**Objective**
Every line below is to be copied exactly, with the pictures left out.

======== Information supplied ========

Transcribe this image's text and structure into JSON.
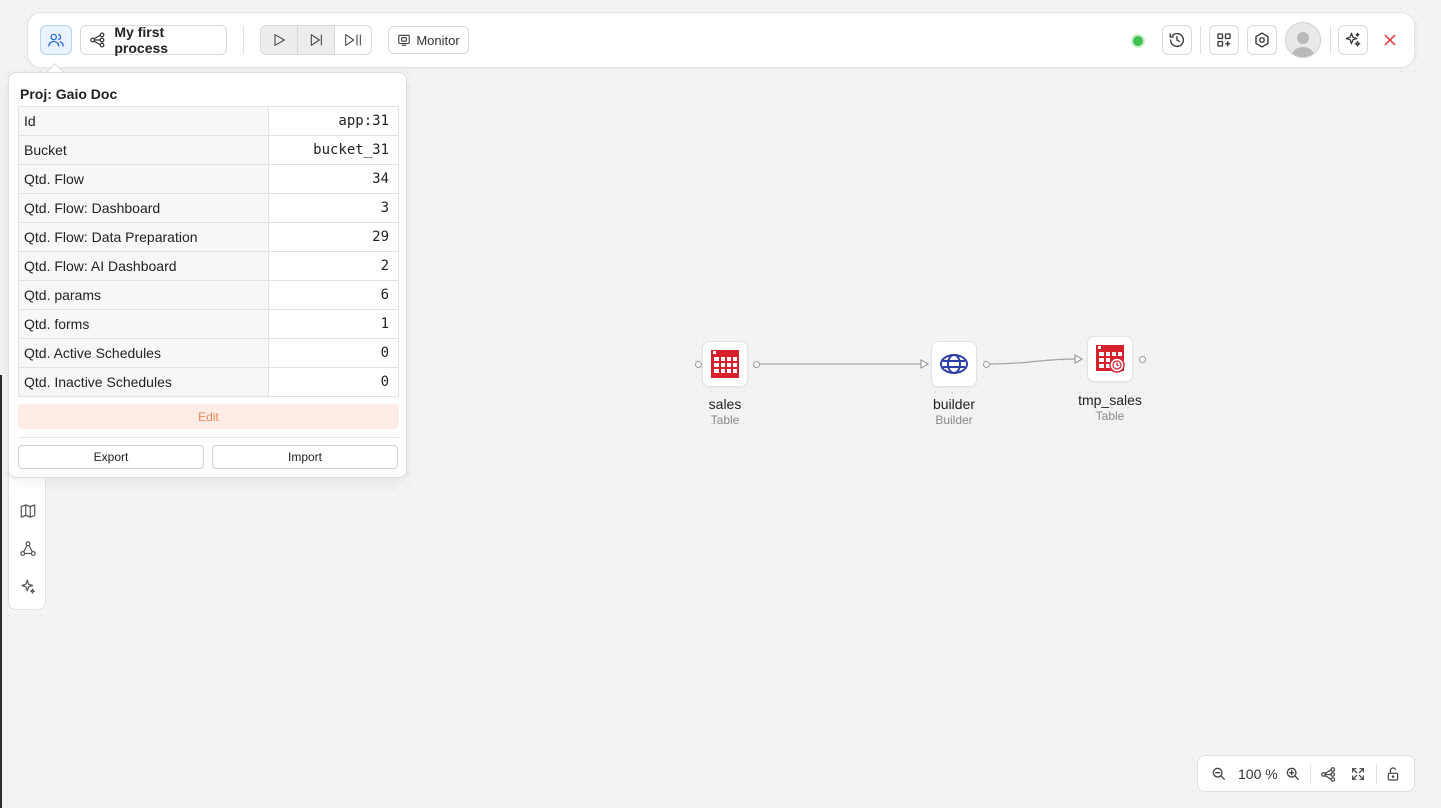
{
  "toolbar": {
    "process_name": "My first process",
    "monitor_label": "Monitor",
    "status_color": "#3ec24d",
    "icons": [
      "project-users-icon",
      "flow-icon",
      "play-icon",
      "step-forward-icon",
      "play-pause-icon",
      "monitor-icon",
      "history-icon",
      "apps-add-icon",
      "settings-icon",
      "user-avatar-icon",
      "ai-sparkle-icon",
      "close-icon"
    ]
  },
  "project_popover": {
    "title": "Proj: Gaio Doc",
    "rows": [
      {
        "key": "Id",
        "value": "app:31"
      },
      {
        "key": "Bucket",
        "value": "bucket_31"
      },
      {
        "key": "Qtd. Flow",
        "value": "34"
      },
      {
        "key": "Qtd. Flow: Dashboard",
        "value": "3"
      },
      {
        "key": "Qtd. Flow: Data Preparation",
        "value": "29"
      },
      {
        "key": "Qtd. Flow: AI Dashboard",
        "value": "2"
      },
      {
        "key": "Qtd. params",
        "value": "6"
      },
      {
        "key": "Qtd. forms",
        "value": "1"
      },
      {
        "key": "Qtd. Active Schedules",
        "value": "0"
      },
      {
        "key": "Qtd. Inactive Schedules",
        "value": "0"
      }
    ],
    "edit_label": "Edit",
    "export_label": "Export",
    "import_label": "Import",
    "edit_color": "#e58755"
  },
  "left_bar": {
    "icons": [
      "map-icon",
      "graph-nodes-icon",
      "sparkle-icon"
    ]
  },
  "flow": {
    "nodes": [
      {
        "name": "sales",
        "type": "Table",
        "icon": "table-icon"
      },
      {
        "name": "builder",
        "type": "Builder",
        "icon": "builder-icon"
      },
      {
        "name": "tmp_sales",
        "type": "Table",
        "icon": "temp-table-icon"
      }
    ],
    "table_color": "#d6202b",
    "builder_color": "#2b3fa8"
  },
  "zoom": {
    "level": "100 %"
  }
}
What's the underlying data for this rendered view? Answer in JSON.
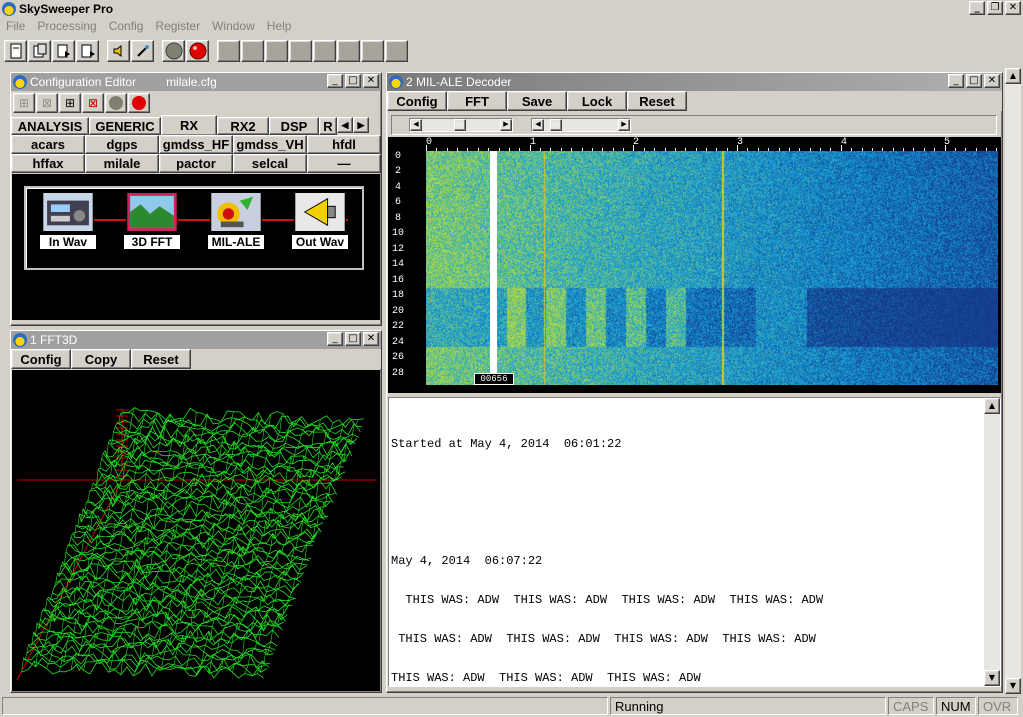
{
  "app": {
    "title": "SkySweeper Pro"
  },
  "menu": [
    "File",
    "Processing",
    "Config",
    "Register",
    "Window",
    "Help"
  ],
  "toolbar": {
    "icons": [
      "new-file-icon",
      "open-file-icon",
      "save-file-icon",
      "save-all-icon",
      "speaker-icon",
      "pin-icon",
      "stop-icon",
      "record-icon",
      "slot-1",
      "slot-2",
      "slot-3",
      "slot-4",
      "slot-5",
      "slot-6",
      "slot-7",
      "slot-8"
    ]
  },
  "config_editor": {
    "title": "Configuration Editor",
    "filename": "milale.cfg",
    "tabs": [
      "ANALYSIS",
      "GENERIC",
      "RX",
      "RX2",
      "DSP",
      "R"
    ],
    "row1": [
      "acars",
      "dgps",
      "gmdss_HF",
      "gmdss_VH",
      "hfdl"
    ],
    "row2": [
      "hffax",
      "milale",
      "pactor",
      "selcal",
      "—"
    ],
    "nodes": [
      "In Wav",
      "3D FFT",
      "MIL-ALE",
      "Out Wav"
    ]
  },
  "fft3d": {
    "title": "1 FFT3D",
    "buttons": [
      "Config",
      "Copy",
      "Reset"
    ]
  },
  "decoder": {
    "title": "2 MIL-ALE Decoder",
    "buttons": [
      "Config",
      "FFT",
      "Save",
      "Lock",
      "Reset"
    ],
    "x_ticks": [
      "0",
      "1",
      "2",
      "3",
      "4",
      "5"
    ],
    "y_ticks": [
      "0",
      "2",
      "4",
      "6",
      "8",
      "10",
      "12",
      "14",
      "16",
      "18",
      "20",
      "22",
      "24",
      "26",
      "28"
    ],
    "marker_label": "00656",
    "output_lines": [
      "Started at May 4, 2014  06:01:22",
      "",
      "",
      "May 4, 2014  06:07:22",
      "  THIS WAS: ADW  THIS WAS: ADW  THIS WAS: ADW  THIS WAS: ADW",
      " THIS WAS: ADW  THIS WAS: ADW  THIS WAS: ADW  THIS WAS: ADW",
      "THIS WAS: ADW  THIS WAS: ADW  THIS WAS: ADW"
    ]
  },
  "statusbar": {
    "status": "Running",
    "caps": "CAPS",
    "num": "NUM",
    "ovr": "OVR"
  },
  "colors": {
    "face": "#d4d0c8",
    "waterfall_bg": "#1a7fd0",
    "mesh": "#22dd22"
  }
}
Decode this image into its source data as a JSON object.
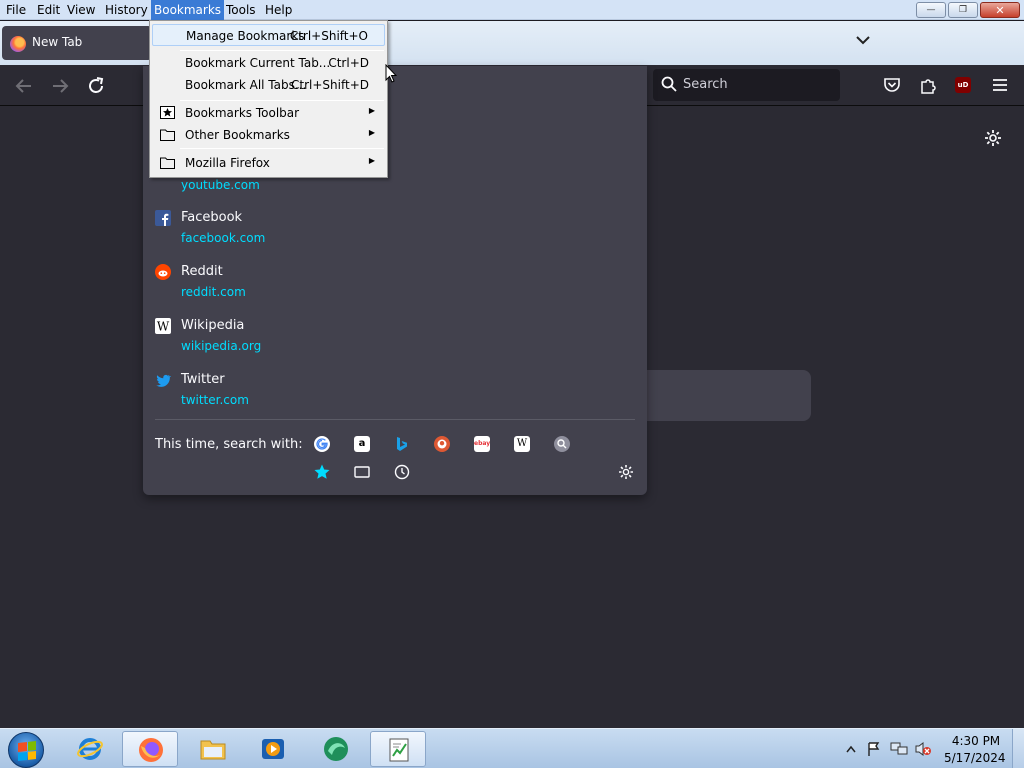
{
  "menubar": {
    "items": [
      "File",
      "Edit",
      "View",
      "History",
      "Bookmarks",
      "Tools",
      "Help"
    ]
  },
  "window_controls": {
    "minimize": "—",
    "restore": "❐",
    "close": "✕"
  },
  "tab": {
    "title": "New Tab"
  },
  "navbar": {
    "search_placeholder": "Search",
    "ublock_label": "uD"
  },
  "suggestions": [
    {
      "name": "",
      "url": "youtube.com",
      "icon": "youtube-icon"
    },
    {
      "name": "Facebook",
      "url": "facebook.com",
      "icon": "facebook-icon"
    },
    {
      "name": "Reddit",
      "url": "reddit.com",
      "icon": "reddit-icon"
    },
    {
      "name": "Wikipedia",
      "url": "wikipedia.org",
      "icon": "wikipedia-icon"
    },
    {
      "name": "Twitter",
      "url": "twitter.com",
      "icon": "twitter-icon"
    }
  ],
  "search_with": {
    "label": "This time, search with:",
    "engines": [
      "google",
      "amazon",
      "bing",
      "duckduckgo",
      "ebay",
      "wikipedia",
      "search"
    ],
    "ebay_label": "ebay",
    "wiki_label": "W",
    "amazon_label": "a"
  },
  "bookmarks_menu": {
    "manage": {
      "label": "Manage Bookmarks",
      "shortcut": "Ctrl+Shift+O"
    },
    "bookmark_current": {
      "label": "Bookmark Current Tab...",
      "shortcut": "Ctrl+D"
    },
    "bookmark_all": {
      "label": "Bookmark All Tabs...",
      "shortcut": "Ctrl+Shift+D"
    },
    "toolbar": {
      "label": "Bookmarks Toolbar"
    },
    "other": {
      "label": "Other Bookmarks"
    },
    "mozilla": {
      "label": "Mozilla Firefox"
    }
  },
  "taskbar": {
    "apps": [
      "internet-explorer",
      "firefox",
      "file-explorer",
      "media-player",
      "app-green",
      "notepad-app"
    ],
    "clock_time": "4:30 PM",
    "clock_date": "5/17/2024"
  },
  "colors": {
    "accent": "#00ddff",
    "panel": "#42414d",
    "toolbar": "#2b2a33",
    "page": "#1c1b22"
  }
}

========

**Response**
Transcribe this image's text and structure into JSON.
{
  "toolbar": {
    "process_name": "My first process",
    "monitor_label": "Monitor",
    "status_color": "#3ec24d",
    "icons": [
      "project-users-icon",
      "flow-icon",
      "play-icon",
      "step-forward-icon",
      "play-pause-icon",
      "monitor-icon",
      "history-icon",
      "apps-add-icon",
      "settings-icon",
      "user-avatar-icon",
      "ai-sparkle-icon",
      "close-icon"
    ]
  },
  "project_popover": {
    "title": "Proj: Gaio Doc",
    "rows": [
      {
        "key": "Id",
        "value": "app:31"
      },
      {
        "key": "Bucket",
        "value": "bucket_31"
      },
      {
        "key": "Qtd. Flow",
        "value": "34"
      },
      {
        "key": "Qtd. Flow: Dashboard",
        "value": "3"
      },
      {
        "key": "Qtd. Flow: Data Preparation",
        "value": "29"
      },
      {
        "key": "Qtd. Flow: AI Dashboard",
        "value": "2"
      },
      {
        "key": "Qtd. params",
        "value": "6"
      },
      {
        "key": "Qtd. forms",
        "value": "1"
      },
      {
        "key": "Qtd. Active Schedules",
        "value": "0"
      },
      {
        "key": "Qtd. Inactive Schedules",
        "value": "0"
      }
    ],
    "edit_label": "Edit",
    "export_label": "Export",
    "import_label": "Import",
    "edit_color": "#e58755"
  },
  "left_bar": {
    "icons": [
      "map-icon",
      "graph-nodes-icon",
      "sparkle-icon"
    ]
  },
  "flow": {
    "nodes": [
      {
        "name": "sales",
        "type": "Table",
        "icon": "table-icon"
      },
      {
        "name": "builder",
        "type": "Builder",
        "icon": "builder-icon"
      },
      {
        "name": "tmp_sales",
        "type": "Table",
        "icon": "temp-table-icon"
      }
    ],
    "table_color": "#d6202b",
    "builder_color": "#2b3fa8"
  },
  "zoom": {
    "level": "100 %"
  }
}
What's the underlying data for this rendered view? Answer in JSON.
{
  "app": {
    "title": "SkySweeper Pro"
  },
  "menu": [
    "File",
    "Processing",
    "Config",
    "Register",
    "Window",
    "Help"
  ],
  "toolbar": {
    "icons": [
      "new-file-icon",
      "open-file-icon",
      "save-file-icon",
      "save-all-icon",
      "speaker-icon",
      "pin-icon",
      "stop-icon",
      "record-icon",
      "slot-1",
      "slot-2",
      "slot-3",
      "slot-4",
      "slot-5",
      "slot-6",
      "slot-7",
      "slot-8"
    ]
  },
  "config_editor": {
    "title": "Configuration Editor",
    "filename": "milale.cfg",
    "tabs": [
      "ANALYSIS",
      "GENERIC",
      "RX",
      "RX2",
      "DSP",
      "R"
    ],
    "row1": [
      "acars",
      "dgps",
      "gmdss_HF",
      "gmdss_VH",
      "hfdl"
    ],
    "row2": [
      "hffax",
      "milale",
      "pactor",
      "selcal",
      "—"
    ],
    "nodes": [
      "In Wav",
      "3D FFT",
      "MIL-ALE",
      "Out Wav"
    ]
  },
  "fft3d": {
    "title": "1 FFT3D",
    "buttons": [
      "Config",
      "Copy",
      "Reset"
    ]
  },
  "decoder": {
    "title": "2 MIL-ALE Decoder",
    "buttons": [
      "Config",
      "FFT",
      "Save",
      "Lock",
      "Reset"
    ],
    "x_ticks": [
      "0",
      "1",
      "2",
      "3",
      "4",
      "5"
    ],
    "y_ticks": [
      "0",
      "2",
      "4",
      "6",
      "8",
      "10",
      "12",
      "14",
      "16",
      "18",
      "20",
      "22",
      "24",
      "26",
      "28"
    ],
    "marker_label": "00656",
    "output_lines": [
      "Started at May 4, 2014  06:01:22",
      "",
      "",
      "May 4, 2014  06:07:22",
      "  THIS WAS: ADW  THIS WAS: ADW  THIS WAS: ADW  THIS WAS: ADW",
      " THIS WAS: ADW  THIS WAS: ADW  THIS WAS: ADW  THIS WAS: ADW",
      "THIS WAS: ADW  THIS WAS: ADW  THIS WAS: ADW"
    ]
  },
  "statusbar": {
    "status": "Running",
    "caps": "CAPS",
    "num": "NUM",
    "ovr": "OVR"
  },
  "colors": {
    "face": "#d4d0c8",
    "waterfall_bg": "#1a7fd0",
    "mesh": "#22dd22"
  }
}
Decode this image into its source data as a JSON object.
{
  "menubar": {
    "items": [
      "File",
      "Edit",
      "View",
      "History",
      "Bookmarks",
      "Tools",
      "Help"
    ]
  },
  "window_controls": {
    "minimize": "—",
    "restore": "❐",
    "close": "✕"
  },
  "tab": {
    "title": "New Tab"
  },
  "navbar": {
    "search_placeholder": "Search",
    "ublock_label": "uD"
  },
  "suggestions": [
    {
      "name": "",
      "url": "youtube.com",
      "icon": "youtube-icon"
    },
    {
      "name": "Facebook",
      "url": "facebook.com",
      "icon": "facebook-icon"
    },
    {
      "name": "Reddit",
      "url": "reddit.com",
      "icon": "reddit-icon"
    },
    {
      "name": "Wikipedia",
      "url": "wikipedia.org",
      "icon": "wikipedia-icon"
    },
    {
      "name": "Twitter",
      "url": "twitter.com",
      "icon": "twitter-icon"
    }
  ],
  "search_with": {
    "label": "This time, search with:",
    "engines": [
      "google",
      "amazon",
      "bing",
      "duckduckgo",
      "ebay",
      "wikipedia",
      "search"
    ],
    "ebay_label": "ebay",
    "wiki_label": "W",
    "amazon_label": "a"
  },
  "bookmarks_menu": {
    "manage": {
      "label": "Manage Bookmarks",
      "shortcut": "Ctrl+Shift+O"
    },
    "bookmark_current": {
      "label": "Bookmark Current Tab...",
      "shortcut": "Ctrl+D"
    },
    "bookmark_all": {
      "label": "Bookmark All Tabs...",
      "shortcut": "Ctrl+Shift+D"
    },
    "toolbar": {
      "label": "Bookmarks Toolbar"
    },
    "other": {
      "label": "Other Bookmarks"
    },
    "mozilla": {
      "label": "Mozilla Firefox"
    }
  },
  "taskbar": {
    "apps": [
      "internet-explorer",
      "firefox",
      "file-explorer",
      "media-player",
      "app-green",
      "notepad-app"
    ],
    "clock_time": "4:30 PM",
    "clock_date": "5/17/2024"
  },
  "colors": {
    "accent": "#00ddff",
    "panel": "#42414d",
    "toolbar": "#2b2a33",
    "page": "#1c1b22"
  }
}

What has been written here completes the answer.